Collected data entries
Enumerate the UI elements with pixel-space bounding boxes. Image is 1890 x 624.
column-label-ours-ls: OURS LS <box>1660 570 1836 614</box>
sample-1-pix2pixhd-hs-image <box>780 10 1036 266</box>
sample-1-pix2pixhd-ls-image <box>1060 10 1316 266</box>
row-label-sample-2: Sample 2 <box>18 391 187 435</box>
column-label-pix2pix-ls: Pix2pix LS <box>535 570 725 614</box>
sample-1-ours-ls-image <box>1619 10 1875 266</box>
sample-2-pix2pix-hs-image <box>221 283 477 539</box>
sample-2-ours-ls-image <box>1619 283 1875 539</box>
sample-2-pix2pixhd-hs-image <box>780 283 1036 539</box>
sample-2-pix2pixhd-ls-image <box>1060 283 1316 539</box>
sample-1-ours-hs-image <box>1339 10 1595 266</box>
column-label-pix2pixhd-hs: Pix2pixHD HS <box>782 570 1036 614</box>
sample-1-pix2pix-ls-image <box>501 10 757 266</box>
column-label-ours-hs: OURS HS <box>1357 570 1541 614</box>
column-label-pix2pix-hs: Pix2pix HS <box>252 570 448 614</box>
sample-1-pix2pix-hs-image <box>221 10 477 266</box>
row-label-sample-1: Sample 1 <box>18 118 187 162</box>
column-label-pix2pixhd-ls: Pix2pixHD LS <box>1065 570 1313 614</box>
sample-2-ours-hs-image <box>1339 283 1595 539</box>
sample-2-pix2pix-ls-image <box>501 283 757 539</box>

==

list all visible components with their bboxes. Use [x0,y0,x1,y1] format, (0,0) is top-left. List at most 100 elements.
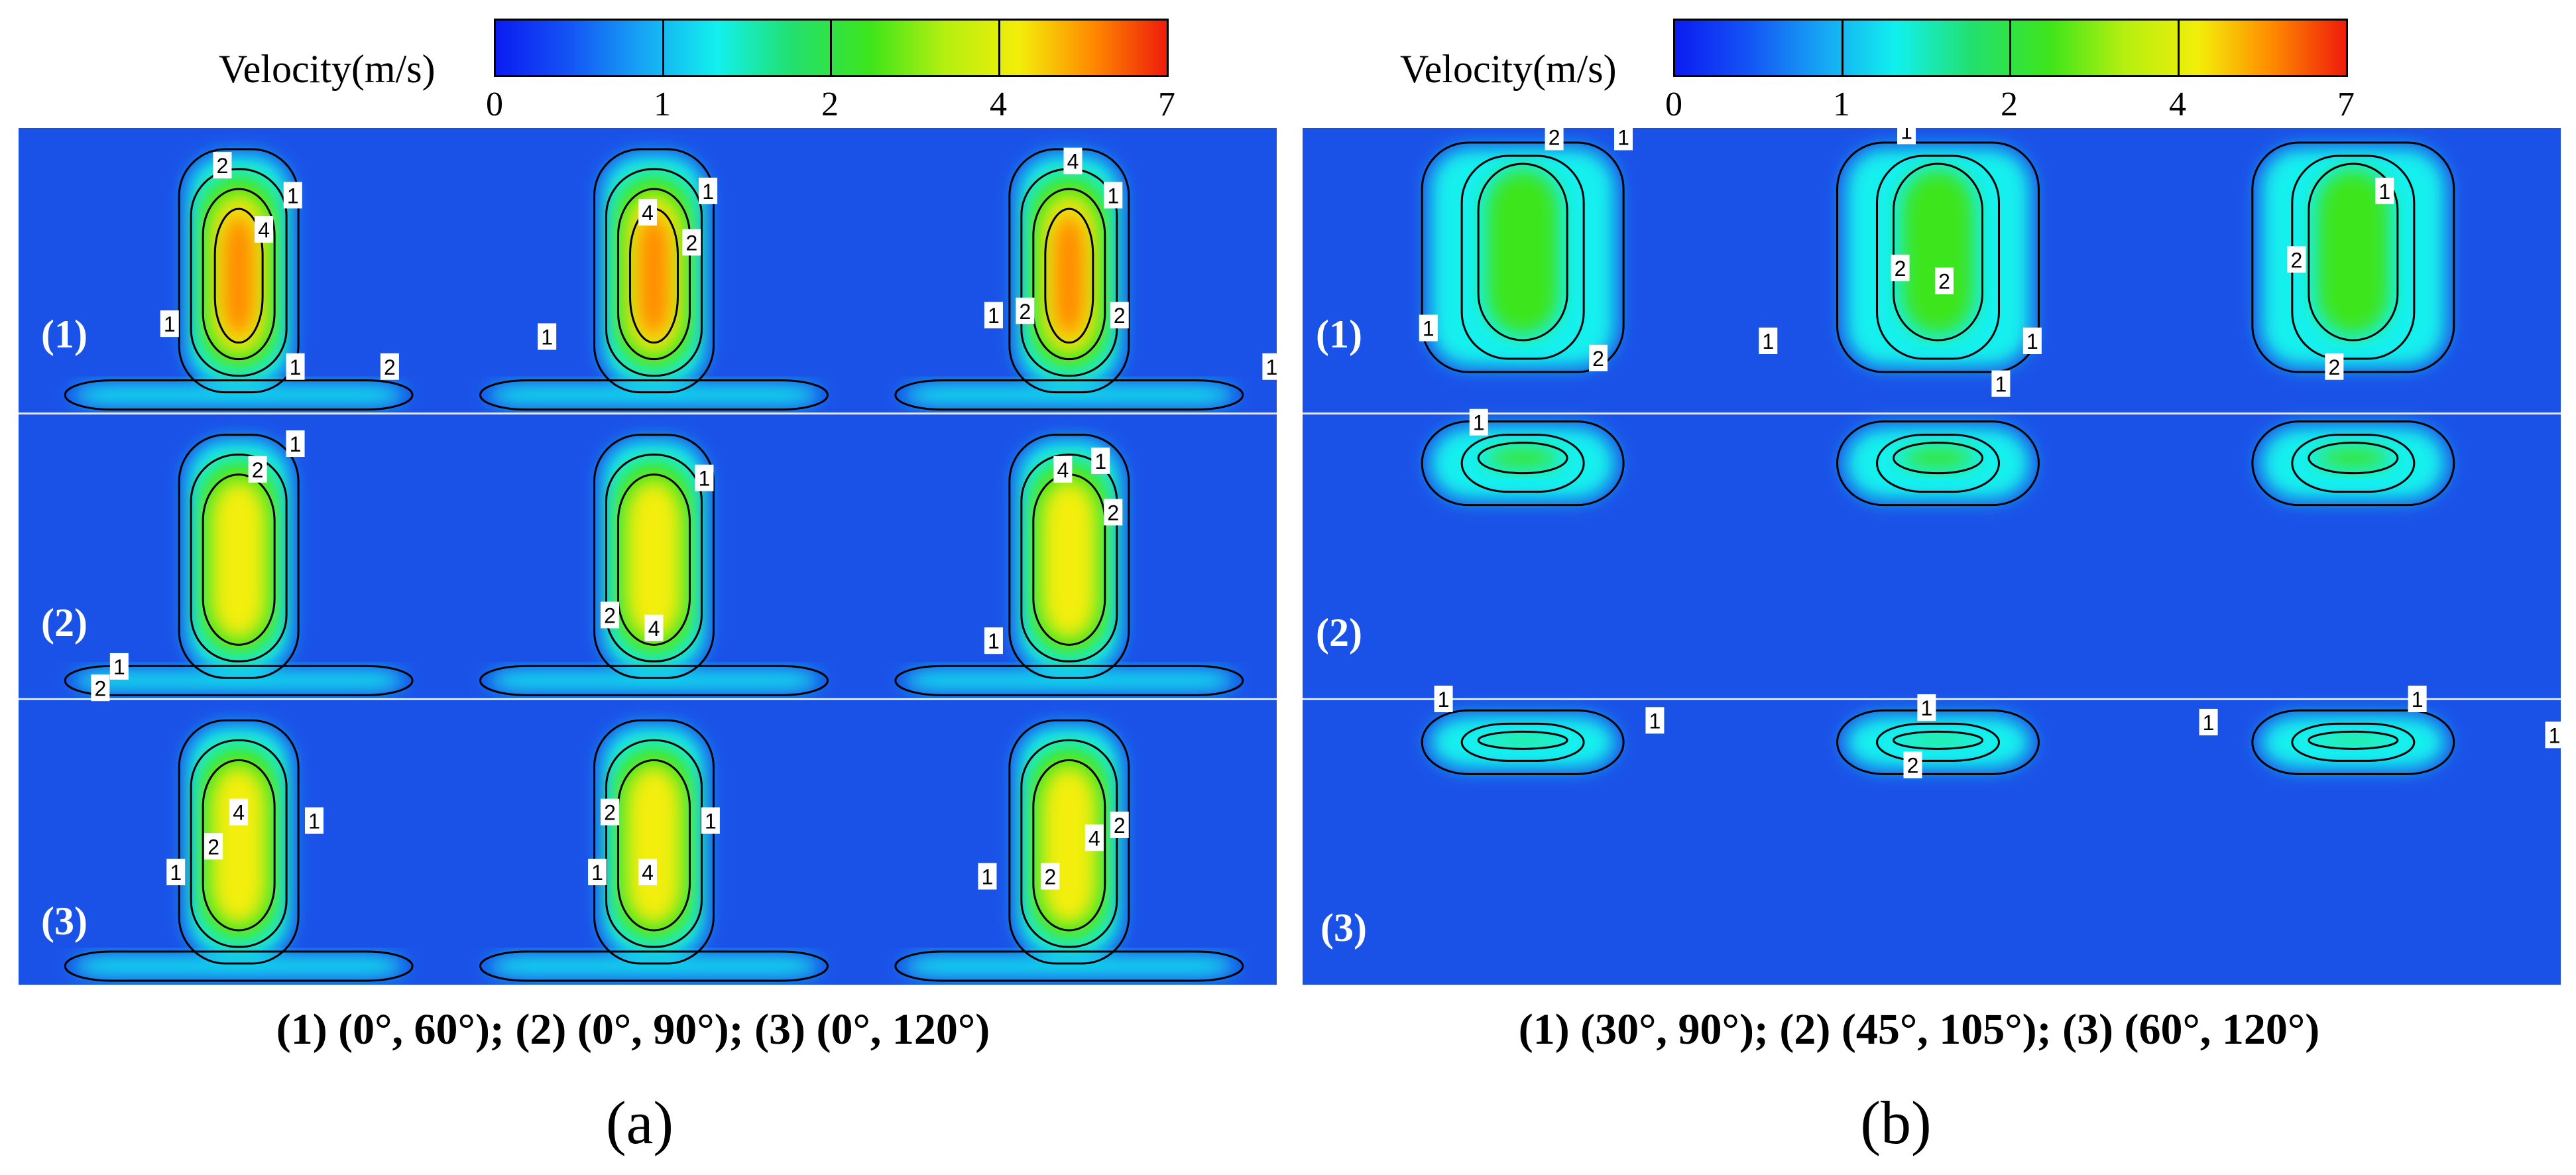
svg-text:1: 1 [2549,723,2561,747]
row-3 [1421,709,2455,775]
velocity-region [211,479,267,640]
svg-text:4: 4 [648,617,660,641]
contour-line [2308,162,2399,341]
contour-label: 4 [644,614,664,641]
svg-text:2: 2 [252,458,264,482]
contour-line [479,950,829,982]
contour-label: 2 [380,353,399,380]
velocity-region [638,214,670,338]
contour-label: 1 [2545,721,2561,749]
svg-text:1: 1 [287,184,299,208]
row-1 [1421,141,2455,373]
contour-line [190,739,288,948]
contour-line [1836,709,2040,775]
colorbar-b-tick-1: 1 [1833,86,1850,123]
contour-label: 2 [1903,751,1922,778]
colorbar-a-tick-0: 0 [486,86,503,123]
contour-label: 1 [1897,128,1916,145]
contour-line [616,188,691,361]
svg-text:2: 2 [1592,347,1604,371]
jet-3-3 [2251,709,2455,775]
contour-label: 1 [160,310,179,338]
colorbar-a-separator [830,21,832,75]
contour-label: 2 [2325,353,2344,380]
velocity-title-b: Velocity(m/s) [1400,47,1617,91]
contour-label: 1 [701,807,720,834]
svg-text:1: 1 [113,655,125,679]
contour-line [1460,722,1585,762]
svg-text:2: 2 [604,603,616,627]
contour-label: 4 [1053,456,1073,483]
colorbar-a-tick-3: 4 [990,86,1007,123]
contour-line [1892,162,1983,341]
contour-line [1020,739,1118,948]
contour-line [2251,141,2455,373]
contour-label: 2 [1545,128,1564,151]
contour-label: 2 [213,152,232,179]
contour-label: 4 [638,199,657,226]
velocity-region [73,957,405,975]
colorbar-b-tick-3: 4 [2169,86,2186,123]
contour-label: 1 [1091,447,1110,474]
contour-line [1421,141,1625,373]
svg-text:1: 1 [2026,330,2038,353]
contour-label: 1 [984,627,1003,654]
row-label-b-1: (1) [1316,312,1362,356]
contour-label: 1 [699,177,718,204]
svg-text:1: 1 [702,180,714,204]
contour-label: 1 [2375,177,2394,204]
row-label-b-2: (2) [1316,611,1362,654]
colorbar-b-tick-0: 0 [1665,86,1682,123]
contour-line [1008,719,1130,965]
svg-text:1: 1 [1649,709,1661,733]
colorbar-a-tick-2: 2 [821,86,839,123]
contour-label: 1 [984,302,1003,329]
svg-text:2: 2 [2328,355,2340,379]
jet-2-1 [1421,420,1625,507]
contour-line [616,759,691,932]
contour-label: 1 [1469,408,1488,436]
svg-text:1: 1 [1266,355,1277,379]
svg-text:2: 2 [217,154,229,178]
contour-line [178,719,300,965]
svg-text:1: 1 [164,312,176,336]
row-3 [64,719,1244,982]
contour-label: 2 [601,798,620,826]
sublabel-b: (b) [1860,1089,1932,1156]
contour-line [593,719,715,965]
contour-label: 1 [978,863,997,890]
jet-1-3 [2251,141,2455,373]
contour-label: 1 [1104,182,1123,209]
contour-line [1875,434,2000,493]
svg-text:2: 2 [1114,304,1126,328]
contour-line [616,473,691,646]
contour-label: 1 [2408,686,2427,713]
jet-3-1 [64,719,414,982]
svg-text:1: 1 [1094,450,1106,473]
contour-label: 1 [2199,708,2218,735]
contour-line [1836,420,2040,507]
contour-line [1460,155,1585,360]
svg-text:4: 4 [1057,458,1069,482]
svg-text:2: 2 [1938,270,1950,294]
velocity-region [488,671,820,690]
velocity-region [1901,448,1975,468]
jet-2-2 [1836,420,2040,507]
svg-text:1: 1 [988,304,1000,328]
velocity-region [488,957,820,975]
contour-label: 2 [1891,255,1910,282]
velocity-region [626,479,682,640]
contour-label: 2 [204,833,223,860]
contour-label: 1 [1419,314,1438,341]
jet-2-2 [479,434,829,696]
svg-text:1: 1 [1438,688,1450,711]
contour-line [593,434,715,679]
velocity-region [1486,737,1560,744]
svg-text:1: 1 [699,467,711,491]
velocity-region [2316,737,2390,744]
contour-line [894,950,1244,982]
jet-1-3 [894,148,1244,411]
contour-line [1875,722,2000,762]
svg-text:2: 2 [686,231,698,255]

* * *

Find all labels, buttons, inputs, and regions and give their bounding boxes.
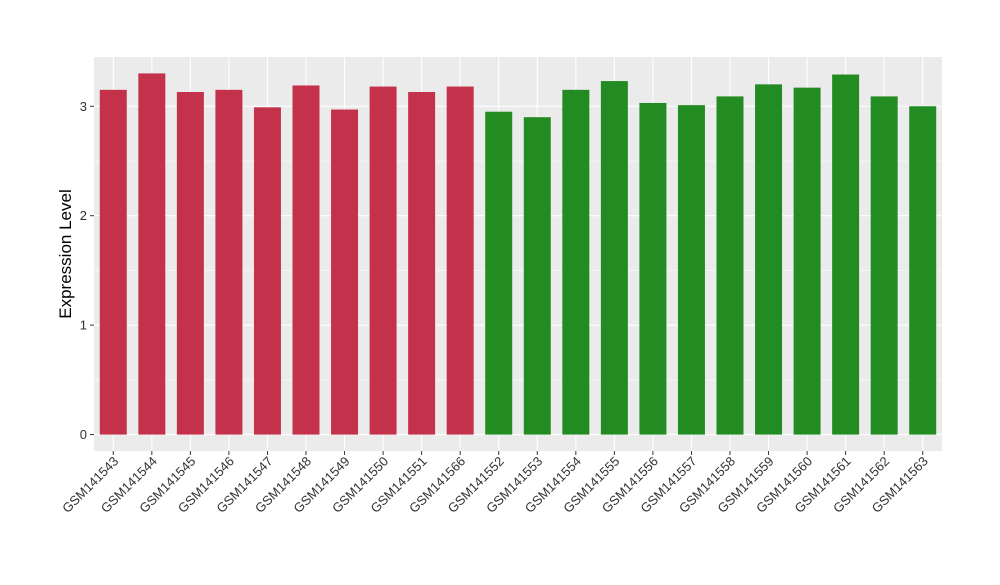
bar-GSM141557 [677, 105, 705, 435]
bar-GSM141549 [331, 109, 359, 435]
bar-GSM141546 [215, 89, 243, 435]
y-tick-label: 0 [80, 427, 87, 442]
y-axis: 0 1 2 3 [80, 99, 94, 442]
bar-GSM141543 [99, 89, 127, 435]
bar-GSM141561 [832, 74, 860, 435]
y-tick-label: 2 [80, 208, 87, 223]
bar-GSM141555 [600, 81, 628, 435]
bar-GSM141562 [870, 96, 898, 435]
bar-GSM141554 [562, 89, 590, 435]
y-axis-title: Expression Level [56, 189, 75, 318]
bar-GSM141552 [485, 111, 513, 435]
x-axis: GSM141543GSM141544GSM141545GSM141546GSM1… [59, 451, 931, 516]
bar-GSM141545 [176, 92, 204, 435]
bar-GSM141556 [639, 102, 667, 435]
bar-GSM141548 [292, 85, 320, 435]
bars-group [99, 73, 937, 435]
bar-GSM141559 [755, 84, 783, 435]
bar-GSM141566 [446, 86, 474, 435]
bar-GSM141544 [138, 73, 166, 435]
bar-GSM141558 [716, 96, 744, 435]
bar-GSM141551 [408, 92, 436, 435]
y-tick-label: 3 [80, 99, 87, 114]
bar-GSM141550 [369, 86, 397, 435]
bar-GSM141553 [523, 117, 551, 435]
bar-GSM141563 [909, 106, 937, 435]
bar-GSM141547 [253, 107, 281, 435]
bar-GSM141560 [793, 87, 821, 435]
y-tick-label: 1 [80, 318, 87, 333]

> [AIM OF THE TASK]
Rewrite the records from the line with "bar-GSM141557 [677, 105, 705, 435]" up to and including the line with "bar-GSM141562 [870, 96, 898, 435]", renaming "y-tick-label" to "axis-tick-label" and leaving everything else unchanged.

> [EXERCISE RESULT]
bar-GSM141557 [677, 105, 705, 435]
bar-GSM141549 [331, 109, 359, 435]
bar-GSM141546 [215, 89, 243, 435]
axis-tick-label: 0 [80, 427, 87, 442]
y-axis: 0 1 2 3 [80, 99, 94, 442]
bar-GSM141543 [99, 89, 127, 435]
bar-GSM141561 [832, 74, 860, 435]
axis-tick-label: 2 [80, 208, 87, 223]
bar-GSM141555 [600, 81, 628, 435]
bar-GSM141562 [870, 96, 898, 435]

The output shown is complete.